(Records)

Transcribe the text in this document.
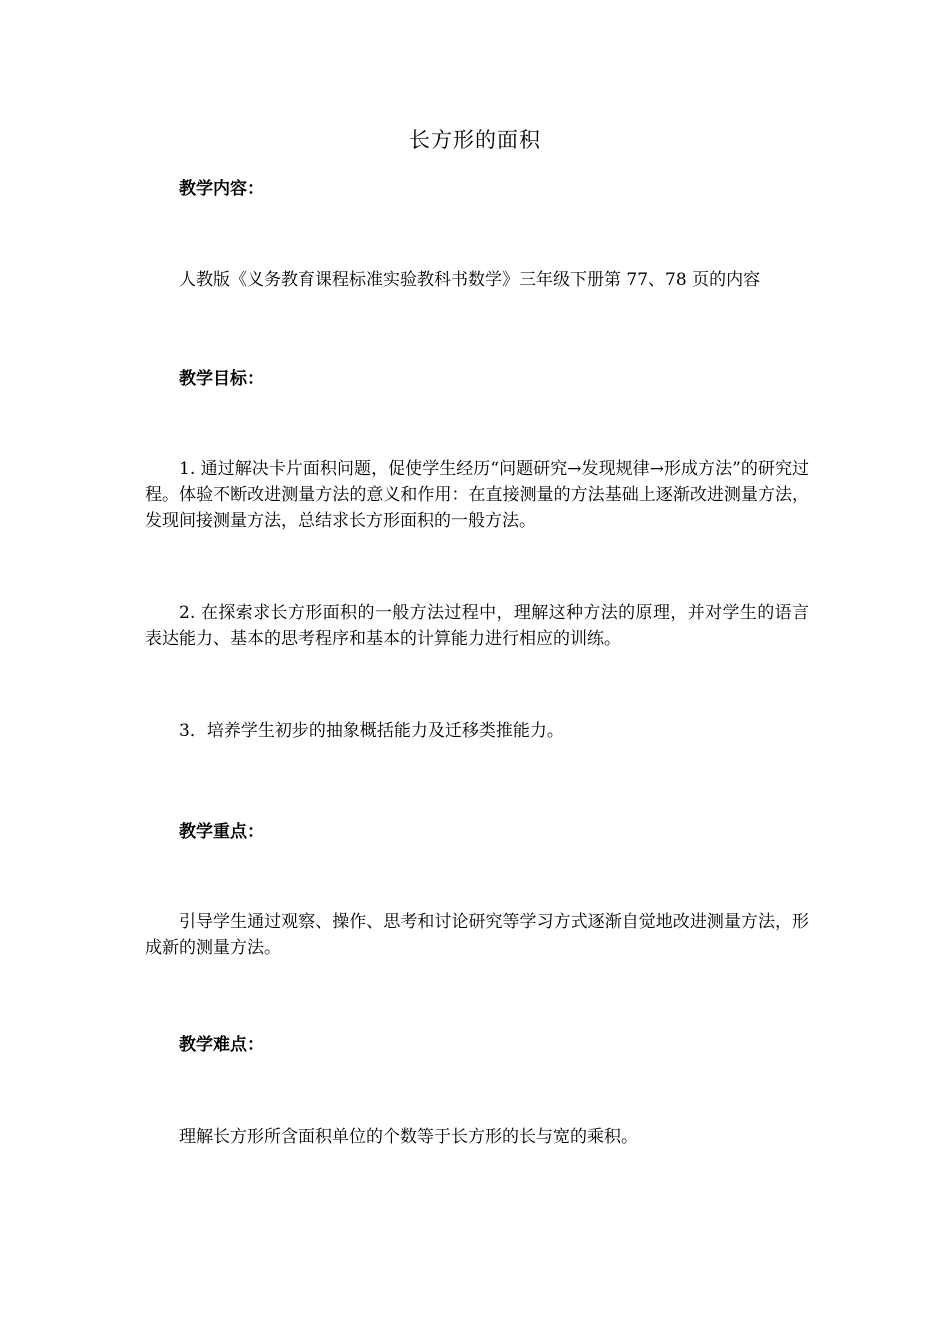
长方形的面积
教学内容：
人教版《义务教育课程标准实验教科书数学》三年级下册第 77、78 页的内容
教学目标：
1. 通过解决卡片面积问题，促使学生经历“问题研究→发现规律→形成方法”的研究过程。体验不断改进测量方法的意义和作用：在直接测量的方法基础上逐渐改进测量方法，发现间接测量方法，总结求长方形面积的一般方法。
2. 在探索求长方形面积的一般方法过程中，理解这种方法的原理，并对学生的语言表达能力、基本的思考程序和基本的计算能力进行相应的训练。
3．培养学生初步的抽象概括能力及迁移类推能力。
教学重点：
引导学生通过观察、操作、思考和讨论研究等学习方式逐渐自觉地改进测量方法，形成新的测量方法。
教学难点：
理解长方形所含面积单位的个数等于长方形的长与宽的乘积。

_Exercise_
Write out the data precisely as given, excluding the pictures.

_Response to the exercise_
Transcribe the text in this document.
长方形的面积
教学内容：
人教版《义务教育课程标准实验教科书数学》三年级下册第 77、78 页的内容
教学目标：
1. 通过解决卡片面积问题，促使学生经历“问题研究→发现规律→形成方法”的研究过程。体验不断改进测量方法的意义和作用：在直接测量的方法基础上逐渐改进测量方法，发现间接测量方法，总结求长方形面积的一般方法。
2. 在探索求长方形面积的一般方法过程中，理解这种方法的原理，并对学生的语言表达能力、基本的思考程序和基本的计算能力进行相应的训练。
3．培养学生初步的抽象概括能力及迁移类推能力。
教学重点：
引导学生通过观察、操作、思考和讨论研究等学习方式逐渐自觉地改进测量方法，形成新的测量方法。
教学难点：
理解长方形所含面积单位的个数等于长方形的长与宽的乘积。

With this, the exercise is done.